»»

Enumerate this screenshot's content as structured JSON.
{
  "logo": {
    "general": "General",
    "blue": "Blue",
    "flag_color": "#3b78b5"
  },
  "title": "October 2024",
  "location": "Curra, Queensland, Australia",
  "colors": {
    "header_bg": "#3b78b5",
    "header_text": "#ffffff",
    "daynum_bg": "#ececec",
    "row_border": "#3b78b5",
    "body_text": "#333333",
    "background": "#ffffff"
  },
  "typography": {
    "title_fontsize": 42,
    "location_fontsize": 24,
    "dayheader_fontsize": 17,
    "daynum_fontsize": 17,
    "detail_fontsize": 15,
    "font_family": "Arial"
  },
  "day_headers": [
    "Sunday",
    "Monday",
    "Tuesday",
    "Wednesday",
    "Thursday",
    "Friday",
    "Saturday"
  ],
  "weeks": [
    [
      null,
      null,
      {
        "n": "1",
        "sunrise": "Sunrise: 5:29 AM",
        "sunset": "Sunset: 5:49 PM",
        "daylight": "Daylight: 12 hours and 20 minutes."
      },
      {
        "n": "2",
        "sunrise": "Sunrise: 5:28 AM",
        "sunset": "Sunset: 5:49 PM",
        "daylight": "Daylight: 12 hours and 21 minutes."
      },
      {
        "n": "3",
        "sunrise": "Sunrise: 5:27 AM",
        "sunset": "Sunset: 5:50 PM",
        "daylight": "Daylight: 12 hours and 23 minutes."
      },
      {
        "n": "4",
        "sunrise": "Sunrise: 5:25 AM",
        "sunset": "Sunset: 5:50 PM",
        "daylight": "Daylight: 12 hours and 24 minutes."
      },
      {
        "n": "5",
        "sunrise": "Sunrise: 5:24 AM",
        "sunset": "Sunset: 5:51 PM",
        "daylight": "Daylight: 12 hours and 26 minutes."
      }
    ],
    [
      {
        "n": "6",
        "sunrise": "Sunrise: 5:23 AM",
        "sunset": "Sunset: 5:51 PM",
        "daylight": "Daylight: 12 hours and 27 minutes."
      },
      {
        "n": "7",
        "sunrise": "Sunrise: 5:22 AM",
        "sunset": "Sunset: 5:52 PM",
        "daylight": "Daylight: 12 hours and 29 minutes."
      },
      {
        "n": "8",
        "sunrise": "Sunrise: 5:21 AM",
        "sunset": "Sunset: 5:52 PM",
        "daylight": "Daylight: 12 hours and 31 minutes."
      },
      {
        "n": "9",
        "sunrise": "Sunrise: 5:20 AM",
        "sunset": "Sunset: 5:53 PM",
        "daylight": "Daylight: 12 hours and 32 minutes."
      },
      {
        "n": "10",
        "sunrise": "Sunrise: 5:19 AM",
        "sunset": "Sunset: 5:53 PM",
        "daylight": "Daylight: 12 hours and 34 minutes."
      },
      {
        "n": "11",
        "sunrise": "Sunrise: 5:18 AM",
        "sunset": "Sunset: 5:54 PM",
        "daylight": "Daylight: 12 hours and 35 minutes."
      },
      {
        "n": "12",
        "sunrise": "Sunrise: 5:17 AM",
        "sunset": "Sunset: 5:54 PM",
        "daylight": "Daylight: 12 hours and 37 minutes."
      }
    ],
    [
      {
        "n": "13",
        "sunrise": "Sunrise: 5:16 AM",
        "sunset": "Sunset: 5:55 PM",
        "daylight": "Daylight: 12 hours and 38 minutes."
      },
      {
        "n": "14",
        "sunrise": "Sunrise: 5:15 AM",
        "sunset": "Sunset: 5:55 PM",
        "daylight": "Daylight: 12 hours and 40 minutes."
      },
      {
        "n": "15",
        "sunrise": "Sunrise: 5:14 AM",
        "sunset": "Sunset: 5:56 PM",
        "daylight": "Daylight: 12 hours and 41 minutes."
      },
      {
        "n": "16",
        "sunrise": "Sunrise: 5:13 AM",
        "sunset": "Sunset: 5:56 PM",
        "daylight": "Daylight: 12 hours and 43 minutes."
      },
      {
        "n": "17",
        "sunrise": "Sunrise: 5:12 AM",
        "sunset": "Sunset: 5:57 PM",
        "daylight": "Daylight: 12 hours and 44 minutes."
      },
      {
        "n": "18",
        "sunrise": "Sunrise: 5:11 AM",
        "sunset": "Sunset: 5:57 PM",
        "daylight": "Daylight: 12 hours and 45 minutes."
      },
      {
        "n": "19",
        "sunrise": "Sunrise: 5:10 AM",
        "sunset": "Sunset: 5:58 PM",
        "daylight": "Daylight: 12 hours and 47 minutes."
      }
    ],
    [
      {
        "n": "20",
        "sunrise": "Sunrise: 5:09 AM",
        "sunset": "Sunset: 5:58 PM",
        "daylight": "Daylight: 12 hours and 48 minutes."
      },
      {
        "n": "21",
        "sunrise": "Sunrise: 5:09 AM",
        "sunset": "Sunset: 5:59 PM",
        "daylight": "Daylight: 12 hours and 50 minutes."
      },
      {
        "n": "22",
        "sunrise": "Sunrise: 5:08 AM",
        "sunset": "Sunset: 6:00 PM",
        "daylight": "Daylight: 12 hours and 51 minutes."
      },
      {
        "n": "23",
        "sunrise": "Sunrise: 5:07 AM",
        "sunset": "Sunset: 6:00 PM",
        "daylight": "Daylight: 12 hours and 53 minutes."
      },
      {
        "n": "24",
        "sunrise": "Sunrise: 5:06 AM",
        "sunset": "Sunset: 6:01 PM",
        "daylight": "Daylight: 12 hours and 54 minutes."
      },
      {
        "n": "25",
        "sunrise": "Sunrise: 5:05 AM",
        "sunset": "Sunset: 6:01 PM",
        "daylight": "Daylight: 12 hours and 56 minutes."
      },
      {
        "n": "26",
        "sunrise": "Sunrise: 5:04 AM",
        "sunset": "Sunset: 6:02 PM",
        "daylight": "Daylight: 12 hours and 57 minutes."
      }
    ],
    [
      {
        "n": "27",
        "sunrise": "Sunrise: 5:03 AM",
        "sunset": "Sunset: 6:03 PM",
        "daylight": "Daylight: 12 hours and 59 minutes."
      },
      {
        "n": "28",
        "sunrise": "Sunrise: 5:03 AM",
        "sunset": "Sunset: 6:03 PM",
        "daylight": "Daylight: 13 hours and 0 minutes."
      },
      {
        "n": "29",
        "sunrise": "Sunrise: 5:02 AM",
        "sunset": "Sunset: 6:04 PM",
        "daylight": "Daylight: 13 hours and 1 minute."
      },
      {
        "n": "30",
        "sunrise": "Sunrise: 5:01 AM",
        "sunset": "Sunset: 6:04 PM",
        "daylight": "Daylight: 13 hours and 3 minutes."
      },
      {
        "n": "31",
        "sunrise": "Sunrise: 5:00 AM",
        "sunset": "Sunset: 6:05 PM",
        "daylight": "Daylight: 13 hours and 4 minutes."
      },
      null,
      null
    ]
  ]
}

««

▶ [Written request]
Every entry should be output exactly as written, please.

▶ [Written answer]
Enumerate this screenshot's content as structured JSON.
{
  "logo": {
    "general": "General",
    "blue": "Blue",
    "flag_color": "#3b78b5"
  },
  "title": "October 2024",
  "location": "Curra, Queensland, Australia",
  "colors": {
    "header_bg": "#3b78b5",
    "header_text": "#ffffff",
    "daynum_bg": "#ececec",
    "row_border": "#3b78b5",
    "body_text": "#333333",
    "background": "#ffffff"
  },
  "typography": {
    "title_fontsize": 42,
    "location_fontsize": 24,
    "dayheader_fontsize": 17,
    "daynum_fontsize": 17,
    "detail_fontsize": 15,
    "font_family": "Arial"
  },
  "day_headers": [
    "Sunday",
    "Monday",
    "Tuesday",
    "Wednesday",
    "Thursday",
    "Friday",
    "Saturday"
  ],
  "weeks": [
    [
      null,
      null,
      {
        "n": "1",
        "sunrise": "Sunrise: 5:29 AM",
        "sunset": "Sunset: 5:49 PM",
        "daylight": "Daylight: 12 hours and 20 minutes."
      },
      {
        "n": "2",
        "sunrise": "Sunrise: 5:28 AM",
        "sunset": "Sunset: 5:49 PM",
        "daylight": "Daylight: 12 hours and 21 minutes."
      },
      {
        "n": "3",
        "sunrise": "Sunrise: 5:27 AM",
        "sunset": "Sunset: 5:50 PM",
        "daylight": "Daylight: 12 hours and 23 minutes."
      },
      {
        "n": "4",
        "sunrise": "Sunrise: 5:25 AM",
        "sunset": "Sunset: 5:50 PM",
        "daylight": "Daylight: 12 hours and 24 minutes."
      },
      {
        "n": "5",
        "sunrise": "Sunrise: 5:24 AM",
        "sunset": "Sunset: 5:51 PM",
        "daylight": "Daylight: 12 hours and 26 minutes."
      }
    ],
    [
      {
        "n": "6",
        "sunrise": "Sunrise: 5:23 AM",
        "sunset": "Sunset: 5:51 PM",
        "daylight": "Daylight: 12 hours and 27 minutes."
      },
      {
        "n": "7",
        "sunrise": "Sunrise: 5:22 AM",
        "sunset": "Sunset: 5:52 PM",
        "daylight": "Daylight: 12 hours and 29 minutes."
      },
      {
        "n": "8",
        "sunrise": "Sunrise: 5:21 AM",
        "sunset": "Sunset: 5:52 PM",
        "daylight": "Daylight: 12 hours and 31 minutes."
      },
      {
        "n": "9",
        "sunrise": "Sunrise: 5:20 AM",
        "sunset": "Sunset: 5:53 PM",
        "daylight": "Daylight: 12 hours and 32 minutes."
      },
      {
        "n": "10",
        "sunrise": "Sunrise: 5:19 AM",
        "sunset": "Sunset: 5:53 PM",
        "daylight": "Daylight: 12 hours and 34 minutes."
      },
      {
        "n": "11",
        "sunrise": "Sunrise: 5:18 AM",
        "sunset": "Sunset: 5:54 PM",
        "daylight": "Daylight: 12 hours and 35 minutes."
      },
      {
        "n": "12",
        "sunrise": "Sunrise: 5:17 AM",
        "sunset": "Sunset: 5:54 PM",
        "daylight": "Daylight: 12 hours and 37 minutes."
      }
    ],
    [
      {
        "n": "13",
        "sunrise": "Sunrise: 5:16 AM",
        "sunset": "Sunset: 5:55 PM",
        "daylight": "Daylight: 12 hours and 38 minutes."
      },
      {
        "n": "14",
        "sunrise": "Sunrise: 5:15 AM",
        "sunset": "Sunset: 5:55 PM",
        "daylight": "Daylight: 12 hours and 40 minutes."
      },
      {
        "n": "15",
        "sunrise": "Sunrise: 5:14 AM",
        "sunset": "Sunset: 5:56 PM",
        "daylight": "Daylight: 12 hours and 41 minutes."
      },
      {
        "n": "16",
        "sunrise": "Sunrise: 5:13 AM",
        "sunset": "Sunset: 5:56 PM",
        "daylight": "Daylight: 12 hours and 43 minutes."
      },
      {
        "n": "17",
        "sunrise": "Sunrise: 5:12 AM",
        "sunset": "Sunset: 5:57 PM",
        "daylight": "Daylight: 12 hours and 44 minutes."
      },
      {
        "n": "18",
        "sunrise": "Sunrise: 5:11 AM",
        "sunset": "Sunset: 5:57 PM",
        "daylight": "Daylight: 12 hours and 45 minutes."
      },
      {
        "n": "19",
        "sunrise": "Sunrise: 5:10 AM",
        "sunset": "Sunset: 5:58 PM",
        "daylight": "Daylight: 12 hours and 47 minutes."
      }
    ],
    [
      {
        "n": "20",
        "sunrise": "Sunrise: 5:09 AM",
        "sunset": "Sunset: 5:58 PM",
        "daylight": "Daylight: 12 hours and 48 minutes."
      },
      {
        "n": "21",
        "sunrise": "Sunrise: 5:09 AM",
        "sunset": "Sunset: 5:59 PM",
        "daylight": "Daylight: 12 hours and 50 minutes."
      },
      {
        "n": "22",
        "sunrise": "Sunrise: 5:08 AM",
        "sunset": "Sunset: 6:00 PM",
        "daylight": "Daylight: 12 hours and 51 minutes."
      },
      {
        "n": "23",
        "sunrise": "Sunrise: 5:07 AM",
        "sunset": "Sunset: 6:00 PM",
        "daylight": "Daylight: 12 hours and 53 minutes."
      },
      {
        "n": "24",
        "sunrise": "Sunrise: 5:06 AM",
        "sunset": "Sunset: 6:01 PM",
        "daylight": "Daylight: 12 hours and 54 minutes."
      },
      {
        "n": "25",
        "sunrise": "Sunrise: 5:05 AM",
        "sunset": "Sunset: 6:01 PM",
        "daylight": "Daylight: 12 hours and 56 minutes."
      },
      {
        "n": "26",
        "sunrise": "Sunrise: 5:04 AM",
        "sunset": "Sunset: 6:02 PM",
        "daylight": "Daylight: 12 hours and 57 minutes."
      }
    ],
    [
      {
        "n": "27",
        "sunrise": "Sunrise: 5:03 AM",
        "sunset": "Sunset: 6:03 PM",
        "daylight": "Daylight: 12 hours and 59 minutes."
      },
      {
        "n": "28",
        "sunrise": "Sunrise: 5:03 AM",
        "sunset": "Sunset: 6:03 PM",
        "daylight": "Daylight: 13 hours and 0 minutes."
      },
      {
        "n": "29",
        "sunrise": "Sunrise: 5:02 AM",
        "sunset": "Sunset: 6:04 PM",
        "daylight": "Daylight: 13 hours and 1 minute."
      },
      {
        "n": "30",
        "sunrise": "Sunrise: 5:01 AM",
        "sunset": "Sunset: 6:04 PM",
        "daylight": "Daylight: 13 hours and 3 minutes."
      },
      {
        "n": "31",
        "sunrise": "Sunrise: 5:00 AM",
        "sunset": "Sunset: 6:05 PM",
        "daylight": "Daylight: 13 hours and 4 minutes."
      },
      null,
      null
    ]
  ]
}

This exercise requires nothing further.